- **Study text**
Several senior centers and churches from the Kenai Peninsula to Fairbanks said they've never used the federation, choosing to fetch their own roadkill moose. The Upper Susitna Senior Center bought a trailer and relies on Susitna Valley High School to do the pickup, according to vice chair Larry Dearman. They get half the meat.
But Skipper Cowgill was sorry to hear the roadkill pickups are ending. The 76-year-old director of the Friendship Mission in Kenai said the federation brought a cow moose to the door about two years ago. The meat got used at the 10-person-capacity mission.
Cowgill has a truck and a trailer. He could go get a moose if the call came. But he'd really rather somebody else did.
"I'm an old man. I don't like to get nothin' at 2 or 3 in the morning by the side of the road in the freezing cold," he said.
More work or less?
Dyer says the change means more work for underfunded law enforcement: Dispatchers will have to keep calling until they find a charity, troopers will have to wait at the scene of a moose collision until the charity arrives, and charities face the risks that come with wrestling a half-ton carcass off a busy road.
He said he's heard concerns from dispatch centers in Kenai, Mat-Su and Fairbanks. He showed a reporter a copy of a letter from the Mat-Com supervisor in Wasilla saying already-busy dispatchers now will have to spend more time trying to find someone to pick up a roadkill moose.
Wildlife authorities say the change won't be for the worse, and could be for the better.
Maj. Bernard Chastain, deputy director of the Alaska Wildlife Troopers, said in an email he doesn't expect the change will lead to "any additional measurable time at the accident scene."
Troopers respond to a moose-vehicle collision to investigate the crash. A trooper stays "for the time necessary to investigate," Chastain said. Then they "routinely" flag the moose and leave it for a charity to arrive later, he said.
"The loss of Alaska Moose Federation actually makes it slightly easier for dispatchers since they only need to call the charity recipient (one phone call) and not the charity and AMF (2 calls)," he wrote.
Dyer contends, however, that a dispatcher calls the federation right away but then has time to find a charity after, and charities are more likely to accept quickly if they know someone is already bringing a moose to the door.
Dim prospects
Jim Faiks, in Big Lake, is one of a number of residents reporting moose dead in yards or around the local airport in recent weeks.
People who call the federation to pick up a dead moose from a yard often make a donation, Dyer said. He usually tells them it costs anywhere from $35 to $60 to take the carcass to the landfill, and the DOT contract that expired March 1 paid $200 a moose.
Most people pay $100 to $150, he said. Some more. Some nothing.
Those donations represent the group's remaining source of revenue, along with about $6,000 in rental payments on a roller chopper, a piece of heavy equipment once used for roadside clearing.
Dyer said he hopes to get a larger donation from an entity like the Mat-Su Health Foundation or from the early April raffle of a log building that once housed the Mat-Su Convention and Visitors Bureau next to Mat-Su Regional Medical Center. A company Dyer is supporting, Idaho-based Spring Creek Capital LLC, bought the property. The building needs to be removed.
Faiks said he was happy to pay his small share.
He called Dyer to come get the young moose that died on his property around St. Patrick's Day. Otherwise he could have left it to decompose — his dogs were already guarding it from the birds — dragged it by snowmachine someplace else or loaded it into his truck with a tractor to haul it off.
"I called the Moose Federation and they came out at 10 p.m. from Palmer, an hour away," Faiks wrote in an email. "They said that they were nonprofit and would appreciate a donation if possible. I was happy to oblige. The moose was gone in less than 24 hours and the dogs were disappointed."

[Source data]
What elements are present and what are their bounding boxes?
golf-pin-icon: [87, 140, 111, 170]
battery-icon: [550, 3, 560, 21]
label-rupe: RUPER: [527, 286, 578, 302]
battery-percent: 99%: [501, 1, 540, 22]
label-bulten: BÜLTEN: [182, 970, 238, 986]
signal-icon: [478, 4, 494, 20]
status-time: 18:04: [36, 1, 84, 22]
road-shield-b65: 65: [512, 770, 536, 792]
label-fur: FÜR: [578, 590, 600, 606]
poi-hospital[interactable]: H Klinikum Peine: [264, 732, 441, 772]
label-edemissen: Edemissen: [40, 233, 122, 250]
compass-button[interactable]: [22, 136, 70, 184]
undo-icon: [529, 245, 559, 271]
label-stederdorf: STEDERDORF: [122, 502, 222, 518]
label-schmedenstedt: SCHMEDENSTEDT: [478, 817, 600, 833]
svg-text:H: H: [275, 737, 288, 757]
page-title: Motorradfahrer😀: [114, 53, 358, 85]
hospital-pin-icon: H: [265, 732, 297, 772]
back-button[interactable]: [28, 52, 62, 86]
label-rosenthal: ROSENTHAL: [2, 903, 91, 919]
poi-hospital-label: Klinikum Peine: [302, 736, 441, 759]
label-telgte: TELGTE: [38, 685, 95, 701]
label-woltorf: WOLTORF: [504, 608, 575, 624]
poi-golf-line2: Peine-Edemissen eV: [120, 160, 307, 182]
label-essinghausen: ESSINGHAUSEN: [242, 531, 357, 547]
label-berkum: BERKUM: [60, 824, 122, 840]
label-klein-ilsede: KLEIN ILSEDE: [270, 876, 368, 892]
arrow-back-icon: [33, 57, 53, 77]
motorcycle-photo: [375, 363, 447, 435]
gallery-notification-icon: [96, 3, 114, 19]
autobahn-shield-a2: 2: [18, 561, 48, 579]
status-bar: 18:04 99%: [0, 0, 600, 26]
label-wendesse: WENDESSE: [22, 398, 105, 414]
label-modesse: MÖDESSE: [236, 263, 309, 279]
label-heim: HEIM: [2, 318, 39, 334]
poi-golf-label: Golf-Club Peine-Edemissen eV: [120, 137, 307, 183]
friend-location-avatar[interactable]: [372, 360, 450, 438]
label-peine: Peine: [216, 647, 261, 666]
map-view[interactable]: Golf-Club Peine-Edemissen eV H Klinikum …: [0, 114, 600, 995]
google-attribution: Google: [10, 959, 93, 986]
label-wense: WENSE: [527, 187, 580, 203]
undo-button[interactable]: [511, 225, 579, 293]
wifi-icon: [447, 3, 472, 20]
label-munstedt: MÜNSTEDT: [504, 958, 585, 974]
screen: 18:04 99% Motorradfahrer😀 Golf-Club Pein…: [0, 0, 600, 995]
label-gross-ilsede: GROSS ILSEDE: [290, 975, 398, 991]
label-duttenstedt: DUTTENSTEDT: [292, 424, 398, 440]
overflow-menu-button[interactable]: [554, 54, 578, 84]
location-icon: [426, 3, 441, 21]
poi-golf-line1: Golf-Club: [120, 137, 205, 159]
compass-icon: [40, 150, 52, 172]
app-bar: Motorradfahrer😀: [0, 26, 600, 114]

- **Problems and tasks**
(a) Summarize the roadkill moose text in two sentences.
(b) Reproduce the section of the roadkill moose text that begins with the words containing "Several senior centers" and ends with "the 10-person-capacity mission.".

- **Solutions to the problems**
(a) Roadkill moose pickups by the Alaska Moose Federation are ending, which Dyer says will mean more work for dispatchers, troopers and charities, while wildlife authorities say the change won't be for the worse and could make things slightly easier for dispatchers. With the DOT contract expired on March 1, the federation's remaining revenue comes from donations by residents such as Jim Faiks of Big Lake and from rental payments on a roller chopper.

(b)
Several senior centers and churches from the Kenai Peninsula to Fairbanks said they've never used the federation, choosing to fetch their own roadkill moose. The Upper Susitna Senior Center bought a trailer and relies on Susitna Valley High School to do the pickup, according to vice chair Larry Dearman. They get half the meat.
But Skipper Cowgill was sorry to hear the roadkill pickups are ending. The 76-year-old director of the Friendship Mission in Kenai said the federation brought a cow moose to the door about two years ago. The meat got used at the 10-person-capacity mission.